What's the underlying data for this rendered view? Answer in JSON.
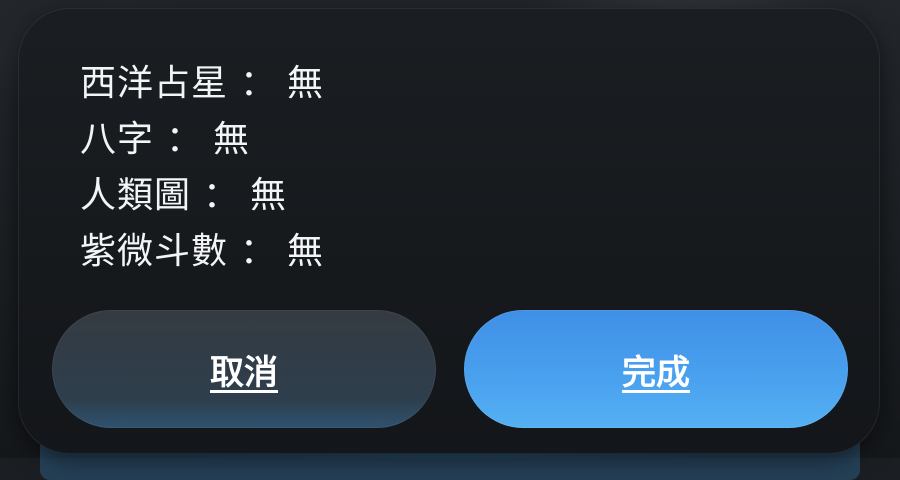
{
  "dialog": {
    "items": [
      {
        "label": "西洋占星",
        "separator": "：",
        "value": "無"
      },
      {
        "label": "八字",
        "separator": "：",
        "value": "無"
      },
      {
        "label": "人類圖",
        "separator": "：",
        "value": "無"
      },
      {
        "label": "紫微斗數",
        "separator": "：",
        "value": "無"
      }
    ],
    "cancel_label": "取消",
    "done_label": "完成"
  },
  "colors": {
    "dialog_background": "#16191c",
    "text": "#f2f4f6",
    "cancel_button": "#353b42",
    "done_button": "#4aa2ef"
  }
}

---------------

Exercise:
Reproduce the records, all of them, word for word; omit the pictures.

Task solution:
What's the underlying data for this rendered view? Answer in JSON.
{
  "dialog": {
    "items": [
      {
        "label": "西洋占星",
        "separator": "：",
        "value": "無"
      },
      {
        "label": "八字",
        "separator": "：",
        "value": "無"
      },
      {
        "label": "人類圖",
        "separator": "：",
        "value": "無"
      },
      {
        "label": "紫微斗數",
        "separator": "：",
        "value": "無"
      }
    ],
    "cancel_label": "取消",
    "done_label": "完成"
  },
  "colors": {
    "dialog_background": "#16191c",
    "text": "#f2f4f6",
    "cancel_button": "#353b42",
    "done_button": "#4aa2ef"
  }
}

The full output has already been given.